— begin Supplied records —
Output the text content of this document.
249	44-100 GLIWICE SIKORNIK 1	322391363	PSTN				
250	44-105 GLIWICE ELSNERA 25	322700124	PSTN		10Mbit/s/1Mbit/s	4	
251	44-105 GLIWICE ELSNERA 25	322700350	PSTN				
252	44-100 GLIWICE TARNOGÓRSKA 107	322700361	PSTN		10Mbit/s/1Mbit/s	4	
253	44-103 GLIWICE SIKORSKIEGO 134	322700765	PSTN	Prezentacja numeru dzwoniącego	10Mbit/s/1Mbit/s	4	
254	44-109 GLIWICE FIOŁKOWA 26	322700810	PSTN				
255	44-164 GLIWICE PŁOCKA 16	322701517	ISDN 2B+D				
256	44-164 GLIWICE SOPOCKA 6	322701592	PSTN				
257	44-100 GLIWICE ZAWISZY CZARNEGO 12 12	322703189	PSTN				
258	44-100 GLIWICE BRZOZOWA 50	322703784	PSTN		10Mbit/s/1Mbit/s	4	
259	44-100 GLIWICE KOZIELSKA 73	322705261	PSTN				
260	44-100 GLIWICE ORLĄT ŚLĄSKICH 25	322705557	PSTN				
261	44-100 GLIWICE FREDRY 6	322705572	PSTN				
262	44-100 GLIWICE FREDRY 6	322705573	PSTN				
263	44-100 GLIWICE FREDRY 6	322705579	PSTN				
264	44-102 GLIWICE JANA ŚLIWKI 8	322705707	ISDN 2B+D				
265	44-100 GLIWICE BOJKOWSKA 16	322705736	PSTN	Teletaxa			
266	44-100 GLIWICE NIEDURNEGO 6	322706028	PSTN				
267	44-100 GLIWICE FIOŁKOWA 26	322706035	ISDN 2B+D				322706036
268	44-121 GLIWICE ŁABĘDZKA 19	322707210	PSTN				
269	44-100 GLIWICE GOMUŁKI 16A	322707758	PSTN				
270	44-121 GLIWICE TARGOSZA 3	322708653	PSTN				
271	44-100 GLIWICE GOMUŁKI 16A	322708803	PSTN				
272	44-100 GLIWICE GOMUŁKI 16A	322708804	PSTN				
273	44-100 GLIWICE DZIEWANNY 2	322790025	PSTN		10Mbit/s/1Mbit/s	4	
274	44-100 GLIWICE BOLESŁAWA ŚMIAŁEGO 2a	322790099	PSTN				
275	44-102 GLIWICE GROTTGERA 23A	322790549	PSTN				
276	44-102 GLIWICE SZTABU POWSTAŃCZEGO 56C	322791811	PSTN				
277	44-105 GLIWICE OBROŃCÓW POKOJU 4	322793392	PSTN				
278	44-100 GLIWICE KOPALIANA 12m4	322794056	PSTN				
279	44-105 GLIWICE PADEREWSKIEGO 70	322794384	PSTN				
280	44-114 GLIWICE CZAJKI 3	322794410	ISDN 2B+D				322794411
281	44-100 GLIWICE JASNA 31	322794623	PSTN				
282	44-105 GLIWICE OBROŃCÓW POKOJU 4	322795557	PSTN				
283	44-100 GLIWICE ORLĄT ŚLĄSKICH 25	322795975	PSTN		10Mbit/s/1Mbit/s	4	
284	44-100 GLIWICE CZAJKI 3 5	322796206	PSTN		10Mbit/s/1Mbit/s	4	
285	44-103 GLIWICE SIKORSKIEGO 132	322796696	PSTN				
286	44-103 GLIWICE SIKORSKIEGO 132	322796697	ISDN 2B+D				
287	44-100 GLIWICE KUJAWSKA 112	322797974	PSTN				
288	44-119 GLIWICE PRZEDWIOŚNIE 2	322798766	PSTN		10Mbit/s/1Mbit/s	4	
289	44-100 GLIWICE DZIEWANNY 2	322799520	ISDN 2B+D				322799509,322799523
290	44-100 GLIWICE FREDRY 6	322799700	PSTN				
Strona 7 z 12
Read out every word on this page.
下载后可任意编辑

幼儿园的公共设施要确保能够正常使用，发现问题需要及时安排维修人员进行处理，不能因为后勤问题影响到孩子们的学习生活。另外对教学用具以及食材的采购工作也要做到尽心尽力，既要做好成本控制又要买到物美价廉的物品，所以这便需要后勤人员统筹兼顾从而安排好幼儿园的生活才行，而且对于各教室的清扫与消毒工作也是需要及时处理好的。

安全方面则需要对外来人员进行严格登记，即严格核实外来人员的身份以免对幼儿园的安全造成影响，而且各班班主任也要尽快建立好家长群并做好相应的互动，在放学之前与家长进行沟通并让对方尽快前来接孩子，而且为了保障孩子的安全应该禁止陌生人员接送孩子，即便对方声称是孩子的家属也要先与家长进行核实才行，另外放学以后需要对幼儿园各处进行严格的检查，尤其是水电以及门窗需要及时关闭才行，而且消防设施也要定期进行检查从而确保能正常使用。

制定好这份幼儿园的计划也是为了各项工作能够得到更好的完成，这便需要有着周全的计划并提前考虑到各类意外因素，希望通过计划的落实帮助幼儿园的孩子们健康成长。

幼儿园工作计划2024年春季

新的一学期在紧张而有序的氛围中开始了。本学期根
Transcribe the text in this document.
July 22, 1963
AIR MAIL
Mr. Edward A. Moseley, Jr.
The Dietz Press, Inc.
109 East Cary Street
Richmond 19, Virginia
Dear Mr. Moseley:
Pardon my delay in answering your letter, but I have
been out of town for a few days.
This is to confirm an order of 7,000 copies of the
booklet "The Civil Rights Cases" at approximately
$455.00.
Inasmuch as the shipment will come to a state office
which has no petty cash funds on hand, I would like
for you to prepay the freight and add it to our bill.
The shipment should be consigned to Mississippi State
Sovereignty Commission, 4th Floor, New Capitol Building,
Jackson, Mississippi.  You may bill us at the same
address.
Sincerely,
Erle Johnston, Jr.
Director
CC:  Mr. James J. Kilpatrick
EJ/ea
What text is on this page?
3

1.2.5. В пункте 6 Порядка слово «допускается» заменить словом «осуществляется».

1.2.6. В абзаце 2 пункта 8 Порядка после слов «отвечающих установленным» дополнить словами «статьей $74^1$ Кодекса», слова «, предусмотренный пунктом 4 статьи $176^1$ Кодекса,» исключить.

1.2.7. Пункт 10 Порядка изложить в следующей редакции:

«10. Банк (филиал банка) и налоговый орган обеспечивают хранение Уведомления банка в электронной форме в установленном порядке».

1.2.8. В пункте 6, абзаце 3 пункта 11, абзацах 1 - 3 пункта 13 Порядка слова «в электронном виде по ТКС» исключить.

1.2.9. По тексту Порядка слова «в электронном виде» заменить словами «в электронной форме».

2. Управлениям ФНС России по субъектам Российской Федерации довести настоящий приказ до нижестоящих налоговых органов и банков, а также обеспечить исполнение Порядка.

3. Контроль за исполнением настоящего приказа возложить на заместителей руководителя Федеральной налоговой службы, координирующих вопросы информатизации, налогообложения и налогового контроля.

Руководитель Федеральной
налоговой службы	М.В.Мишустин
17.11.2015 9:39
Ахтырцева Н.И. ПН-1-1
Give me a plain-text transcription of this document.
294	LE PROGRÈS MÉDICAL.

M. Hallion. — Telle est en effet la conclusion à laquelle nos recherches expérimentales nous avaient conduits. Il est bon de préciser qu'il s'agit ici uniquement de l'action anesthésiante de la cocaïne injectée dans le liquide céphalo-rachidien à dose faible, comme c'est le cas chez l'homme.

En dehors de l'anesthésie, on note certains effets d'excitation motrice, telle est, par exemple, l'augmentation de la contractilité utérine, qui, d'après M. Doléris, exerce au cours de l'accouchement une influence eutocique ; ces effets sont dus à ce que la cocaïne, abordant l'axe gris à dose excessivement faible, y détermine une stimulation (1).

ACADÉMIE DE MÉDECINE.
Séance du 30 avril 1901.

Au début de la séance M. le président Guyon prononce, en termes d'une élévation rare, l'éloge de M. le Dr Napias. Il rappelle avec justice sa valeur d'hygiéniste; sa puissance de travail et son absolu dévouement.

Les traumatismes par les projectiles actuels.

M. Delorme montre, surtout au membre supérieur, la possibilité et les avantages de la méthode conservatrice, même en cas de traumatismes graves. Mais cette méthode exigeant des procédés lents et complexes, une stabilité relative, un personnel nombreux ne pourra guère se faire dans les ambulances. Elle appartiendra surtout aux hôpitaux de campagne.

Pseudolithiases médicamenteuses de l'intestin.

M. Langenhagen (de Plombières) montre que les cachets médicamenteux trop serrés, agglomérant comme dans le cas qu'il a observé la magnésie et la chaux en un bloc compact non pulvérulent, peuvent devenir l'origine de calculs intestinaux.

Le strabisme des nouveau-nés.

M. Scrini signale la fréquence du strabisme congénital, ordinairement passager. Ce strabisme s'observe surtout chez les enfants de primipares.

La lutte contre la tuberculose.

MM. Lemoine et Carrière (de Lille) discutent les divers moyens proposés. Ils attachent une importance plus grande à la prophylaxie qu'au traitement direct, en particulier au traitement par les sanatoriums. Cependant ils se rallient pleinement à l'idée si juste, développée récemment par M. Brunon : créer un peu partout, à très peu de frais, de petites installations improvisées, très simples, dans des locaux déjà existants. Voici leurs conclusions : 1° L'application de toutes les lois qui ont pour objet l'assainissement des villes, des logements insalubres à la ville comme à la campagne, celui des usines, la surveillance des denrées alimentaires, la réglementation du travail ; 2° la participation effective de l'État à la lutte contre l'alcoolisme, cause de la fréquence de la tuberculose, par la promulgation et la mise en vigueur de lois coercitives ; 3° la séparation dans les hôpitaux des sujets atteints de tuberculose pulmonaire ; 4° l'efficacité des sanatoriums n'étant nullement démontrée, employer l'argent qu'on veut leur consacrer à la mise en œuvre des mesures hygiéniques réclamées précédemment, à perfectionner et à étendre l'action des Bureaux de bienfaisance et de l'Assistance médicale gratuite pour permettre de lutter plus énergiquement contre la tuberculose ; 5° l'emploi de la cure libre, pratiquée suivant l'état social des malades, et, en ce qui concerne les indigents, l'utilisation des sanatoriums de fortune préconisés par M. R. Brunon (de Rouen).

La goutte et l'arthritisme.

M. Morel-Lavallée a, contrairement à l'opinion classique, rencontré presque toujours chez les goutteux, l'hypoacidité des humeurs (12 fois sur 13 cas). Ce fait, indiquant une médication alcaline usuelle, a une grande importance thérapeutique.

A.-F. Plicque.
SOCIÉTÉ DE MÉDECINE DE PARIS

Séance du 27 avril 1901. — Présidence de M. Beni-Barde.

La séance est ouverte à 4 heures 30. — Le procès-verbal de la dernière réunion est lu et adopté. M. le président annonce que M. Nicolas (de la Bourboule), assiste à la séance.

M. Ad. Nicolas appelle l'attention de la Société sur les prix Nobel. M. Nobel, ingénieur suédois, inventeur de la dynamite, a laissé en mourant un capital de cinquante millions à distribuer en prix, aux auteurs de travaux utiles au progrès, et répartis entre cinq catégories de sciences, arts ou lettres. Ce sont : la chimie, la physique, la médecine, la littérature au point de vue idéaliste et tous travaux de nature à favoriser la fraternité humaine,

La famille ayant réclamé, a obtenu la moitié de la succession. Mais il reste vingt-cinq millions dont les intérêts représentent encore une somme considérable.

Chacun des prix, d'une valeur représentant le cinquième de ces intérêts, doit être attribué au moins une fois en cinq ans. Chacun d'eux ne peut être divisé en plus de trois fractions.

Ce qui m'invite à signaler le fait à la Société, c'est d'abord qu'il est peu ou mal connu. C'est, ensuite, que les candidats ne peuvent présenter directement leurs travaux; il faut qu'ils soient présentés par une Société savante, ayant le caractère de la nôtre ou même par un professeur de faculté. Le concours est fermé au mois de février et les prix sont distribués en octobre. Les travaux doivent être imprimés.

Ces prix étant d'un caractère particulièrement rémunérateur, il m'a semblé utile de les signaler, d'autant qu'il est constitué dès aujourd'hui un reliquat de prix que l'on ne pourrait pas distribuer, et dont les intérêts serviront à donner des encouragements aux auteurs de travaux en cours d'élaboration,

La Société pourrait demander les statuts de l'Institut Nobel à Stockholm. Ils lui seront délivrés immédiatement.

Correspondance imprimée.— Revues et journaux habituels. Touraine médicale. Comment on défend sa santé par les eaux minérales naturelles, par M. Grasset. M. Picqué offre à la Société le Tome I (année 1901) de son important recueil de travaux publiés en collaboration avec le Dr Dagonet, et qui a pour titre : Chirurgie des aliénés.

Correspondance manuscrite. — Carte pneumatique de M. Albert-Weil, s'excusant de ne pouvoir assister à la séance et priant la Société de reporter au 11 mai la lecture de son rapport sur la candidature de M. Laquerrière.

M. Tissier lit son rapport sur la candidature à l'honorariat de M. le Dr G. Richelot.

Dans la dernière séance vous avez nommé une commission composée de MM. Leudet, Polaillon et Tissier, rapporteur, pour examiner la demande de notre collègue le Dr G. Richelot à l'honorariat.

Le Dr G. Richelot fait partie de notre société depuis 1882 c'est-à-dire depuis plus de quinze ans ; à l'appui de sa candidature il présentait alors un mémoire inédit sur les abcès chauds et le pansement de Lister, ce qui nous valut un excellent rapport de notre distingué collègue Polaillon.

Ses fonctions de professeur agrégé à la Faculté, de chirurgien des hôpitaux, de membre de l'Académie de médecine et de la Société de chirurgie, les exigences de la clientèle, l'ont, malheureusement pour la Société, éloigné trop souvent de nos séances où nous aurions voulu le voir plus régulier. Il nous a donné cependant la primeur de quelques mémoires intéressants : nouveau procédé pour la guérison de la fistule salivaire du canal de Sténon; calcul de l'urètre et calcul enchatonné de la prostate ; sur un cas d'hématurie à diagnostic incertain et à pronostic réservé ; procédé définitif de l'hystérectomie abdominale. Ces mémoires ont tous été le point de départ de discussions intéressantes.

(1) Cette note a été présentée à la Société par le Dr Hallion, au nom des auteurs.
— end Supplied records —
* **Aim of the task**: Copy out every line of the listing that contains the string "GOMUŁKI".

* **Worked answer**:
269	44-100 GLIWICE GOMUŁKI 16A	322707758	PSTN				
271	44-100 GLIWICE GOMUŁKI 16A	322708803	PSTN				
272	44-100 GLIWICE GOMUŁKI 16A	322708804	PSTN				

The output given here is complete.